» **Travail à faire**
a - Indiquez si les affirmations suivantes concordent avec le texte étudié, en répondant par oui ou par non et en citant les mots décisifs : (i) l'album solo de Beth Gibbons a été enregistré avec un ancien membre de Talk Talk ; (ii) Baxter Dury a participé au premier album d'Utley & Barrow ; (iii) « Small » est présenté comme le morceau le plus agité de Portishead.
b - Restituez à l'identique les lignes des enregistrements qui vont de celle contenant « 8, 655, 58] » jusqu'à celle contenant « - toggle-thumb: [55, 285, 81, 311] », ces deux lignes comprises.
====== Texte étudié
09. Small.
On les a tellement attendus, guettés à chaque coin de rue, fiévreusement poursuivis. Pistés, suivis à la trace, remontant toutes les pistes sans en négliger aucune : ainsi, du premier album de Baxter Dury, sur lequel Utley & Barrow étaient venus en 2002 rehausser le spleen de quelques très belles chansons ; ainsi de l’album solo de Beth Gibbons, enregistré avec un ex-Talk Talk et prouvant que parfois les associations qu’on fantasme seul dans un coin de sa tête prennent parfois forme pour de bon et révèlent tout ce qu’on pouvait imaginer ; ainsi les apparitions épisodiques, celle de Gibbons encore sur l’obscur album du portugais Rodrigo Leao (aux côtés de Rosa Passos et ... Helena Noguerra, ouais).
"Small" s’ouvre sur un arpège sombre à la "Roads" ou "Wandering Star". Un arpège qui prend son temps, qui pèse, qui pioche dans les basses. Puis la voix de Beth Gibbons prend toute la place, asservit tout le spectre sonore, sans même le brusquer, un peu comme sur Out of Season. Alors se dit-on, c’est peut-être un des moments où on les retrouve le plus. On a tort. On a tort et pas parce que vont bientôt débarquer ces nouvelles orgues saturées que le trio semble désormais affectionner autant qu’un bon vieux sample de Lalo Schiffrin.
"Small", je vous le dis, mes biens chers frères, mes biens chères soeurs, est le morceau le plus apaisé que Portishead ait jamais composé. J’en vois déjà des qui ricanent, des qui m’objectent les déflagrations sonores qui viennent zébrer le paysage comme autant d’éclairs balancés à tour de bras. Ne vous fiez pas aux apparences : Beth chante bien ici notre petitesse, notre insignifiance, et les vents contraires qui nous balancent dans les cordes. Elle donne une voix aux éclopés, aux boxeurs qui ont les arcades comme des champs de bataille, aux boiteux dont la démarche n’est plus qu’une parodie.
============
====== Extraits d'enregistrements
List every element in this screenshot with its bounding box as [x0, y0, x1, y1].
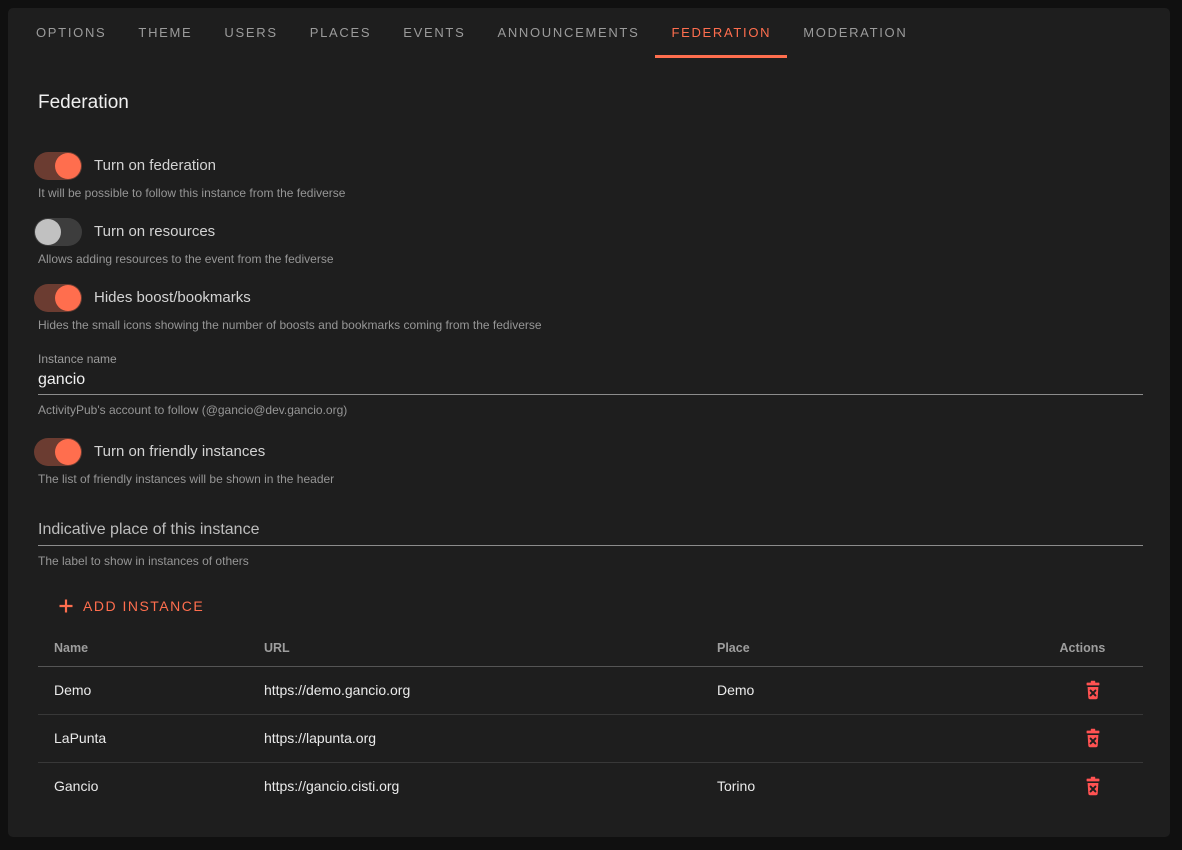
- tab-announcements[interactable]: ANNOUNCEMENTS: [481, 8, 655, 58]
- column-header-url: URL: [248, 630, 701, 666]
- instance-place-cell: [701, 714, 1044, 762]
- resources-toggle-hint: Allows adding resources to the event fro…: [38, 252, 1143, 266]
- hide-boost-toggle-label[interactable]: Hides boost/bookmarks: [94, 284, 251, 312]
- friendly-instances-toggle[interactable]: [34, 438, 82, 466]
- federation-toggle-row: Turn on federation: [38, 152, 1143, 180]
- column-header-place: Place: [701, 630, 1044, 666]
- add-instance-button-label: ADD INSTANCE: [83, 598, 204, 614]
- table-row: Demo https://demo.gancio.org Demo: [38, 666, 1143, 714]
- trash-icon: [1084, 688, 1102, 703]
- instance-name-label: Instance name: [38, 352, 1143, 366]
- instance-name-field: Instance name ActivityPub's account to f…: [38, 352, 1143, 417]
- trash-icon: [1084, 736, 1102, 751]
- instance-url-cell: https://lapunta.org: [248, 714, 701, 762]
- tab-places[interactable]: PLACES: [294, 8, 388, 58]
- admin-tab-bar: OPTIONS THEME USERS PLACES EVENTS ANNOUN…: [8, 8, 1170, 58]
- tab-events[interactable]: EVENTS: [387, 8, 481, 58]
- instances-table: Name URL Place Actions Demo https://demo…: [38, 630, 1143, 810]
- tab-moderation[interactable]: MODERATION: [787, 8, 923, 58]
- federation-settings-section: Federation Turn on federation It will be…: [8, 92, 1170, 810]
- resources-toggle-row: Turn on resources: [38, 218, 1143, 246]
- column-header-actions: Actions: [1044, 630, 1143, 666]
- trash-icon: [1084, 784, 1102, 799]
- add-instance-button[interactable]: ADD INSTANCE: [41, 588, 220, 624]
- instance-name-cell: LaPunta: [38, 714, 248, 762]
- instance-place-cell: Torino: [701, 762, 1044, 810]
- hide-boost-toggle-hint: Hides the small icons showing the number…: [38, 318, 1143, 332]
- friendly-instances-toggle-hint: The list of friendly instances will be s…: [38, 472, 1143, 486]
- tab-theme[interactable]: THEME: [122, 8, 208, 58]
- instance-url-cell: https://demo.gancio.org: [248, 666, 701, 714]
- toggle-thumb: [35, 219, 61, 245]
- tab-federation[interactable]: FEDERATION: [655, 8, 787, 58]
- table-header-row: Name URL Place Actions: [38, 630, 1143, 666]
- delete-instance-button[interactable]: [1082, 678, 1104, 702]
- table-row: LaPunta https://lapunta.org: [38, 714, 1143, 762]
- toggle-thumb: [55, 285, 81, 311]
- instance-place-cell: Demo: [701, 666, 1044, 714]
- tab-users[interactable]: USERS: [208, 8, 293, 58]
- federation-toggle-label[interactable]: Turn on federation: [94, 152, 216, 180]
- column-header-name: Name: [38, 630, 248, 666]
- instance-name-input[interactable]: [38, 370, 1143, 395]
- instance-name-cell: Demo: [38, 666, 248, 714]
- page-title: Federation: [38, 92, 1143, 114]
- friendly-instances-toggle-row: Turn on friendly instances: [38, 438, 1143, 466]
- instance-name-hint: ActivityPub's account to follow (@gancio…: [38, 403, 1143, 417]
- resources-toggle[interactable]: [34, 218, 82, 246]
- table-row: Gancio https://gancio.cisti.org Torino: [38, 762, 1143, 810]
- toggle-thumb: [55, 153, 81, 179]
- friendly-instances-toggle-label[interactable]: Turn on friendly instances: [94, 438, 265, 466]
- instance-place-input[interactable]: [38, 519, 1143, 546]
- resources-toggle-label[interactable]: Turn on resources: [94, 218, 215, 246]
- plus-icon: [57, 597, 75, 615]
- instance-name-cell: Gancio: [38, 762, 248, 810]
- instance-place-field: The label to show in instances of others: [38, 519, 1143, 568]
- toggle-thumb: [55, 439, 81, 465]
- tab-options[interactable]: OPTIONS: [20, 8, 122, 58]
- instance-url-cell: https://gancio.cisti.org: [248, 762, 701, 810]
- admin-panel-card: OPTIONS THEME USERS PLACES EVENTS ANNOUN…: [8, 8, 1170, 837]
- instance-place-hint: The label to show in instances of others: [38, 554, 1143, 568]
- hide-boost-toggle[interactable]: [34, 284, 82, 312]
- delete-instance-button[interactable]: [1082, 726, 1104, 750]
- delete-instance-button[interactable]: [1082, 774, 1104, 798]
- federation-toggle-hint: It will be possible to follow this insta…: [38, 186, 1143, 200]
- hide-boost-toggle-row: Hides boost/bookmarks: [38, 284, 1143, 312]
- federation-toggle[interactable]: [34, 152, 82, 180]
============
» **Réponses par tâche**
a -
(i) Oui : « enregistré avec un ex-Talk Talk ».
(ii) Non : « du premier album de Baxter Dury, sur lequel Utley & Barrow étaient venus en 2002 rehausser le spleen ».
(iii) Non : « est le morceau le plus apaisé que Portishead ait jamais composé ».

b -
- tab-announcements[interactable]: ANNOUNCEMENTS: [481, 8, 655, 58]
- column-header-url: URL: [248, 630, 701, 666]
- instance-place-cell: [701, 714, 1044, 762]
- resources-toggle-hint: Allows adding resources to the event fro…: [38, 252, 1143, 266]
- hide-boost-toggle-label[interactable]: Hides boost/bookmarks: [94, 284, 251, 312]
- friendly-instances-toggle[interactable]: [34, 438, 82, 466]
- federation-toggle-row: Turn on federation: [38, 152, 1143, 180]
- column-header-place: Place: [701, 630, 1044, 666]
- add-instance-button-label: ADD INSTANCE: [83, 598, 204, 614]
- table-row: Demo https://demo.gancio.org Demo: [38, 666, 1143, 714]
- trash-icon: [1084, 688, 1102, 703]
- instance-name-label: Instance name: [38, 352, 1143, 366]
- instance-name-field: Instance name ActivityPub's account to f…: [38, 352, 1143, 417]
- trash-icon: [1084, 736, 1102, 751]
- instance-url-cell: https://lapunta.org: [248, 714, 701, 762]
- tab-places[interactable]: PLACES: [294, 8, 388, 58]
- admin-tab-bar: OPTIONS THEME USERS PLACES EVENTS ANNOUN…: [8, 8, 1170, 58]
- tab-events[interactable]: EVENTS: [387, 8, 481, 58]
- instances-table: Name URL Place Actions Demo https://demo…: [38, 630, 1143, 810]
- tab-moderation[interactable]: MODERATION: [787, 8, 923, 58]
- federation-settings-section: Federation Turn on federation It will be…: [8, 92, 1170, 810]
- resources-toggle-row: Turn on resources: [38, 218, 1143, 246]
- column-header-actions: Actions: [1044, 630, 1143, 666]
- trash-icon: [1084, 784, 1102, 799]
- add-instance-button[interactable]: ADD INSTANCE: [41, 588, 220, 624]
- instance-name-cell: LaPunta: [38, 714, 248, 762]
- instance-place-cell: Torino: [701, 762, 1044, 810]
- hide-boost-toggle-hint: Hides the small icons showing the number…: [38, 318, 1143, 332]
- friendly-instances-toggle-hint: The list of friendly instances will be s…: [38, 472, 1143, 486]
- tab-theme[interactable]: THEME: [122, 8, 208, 58]
- instance-url-cell: https://demo.gancio.org: [248, 666, 701, 714]
- toggle-thumb: [35, 219, 61, 245]
- tab-federation[interactable]: FEDERATION: [655, 8, 787, 58]
- table-header-row: Name URL Place Actions: [38, 630, 1143, 666]
- delete-instance-button[interactable]: [1082, 678, 1104, 702]
- table-row: LaPunta https://lapunta.org: [38, 714, 1143, 762]
- toggle-thumb: [55, 285, 81, 311]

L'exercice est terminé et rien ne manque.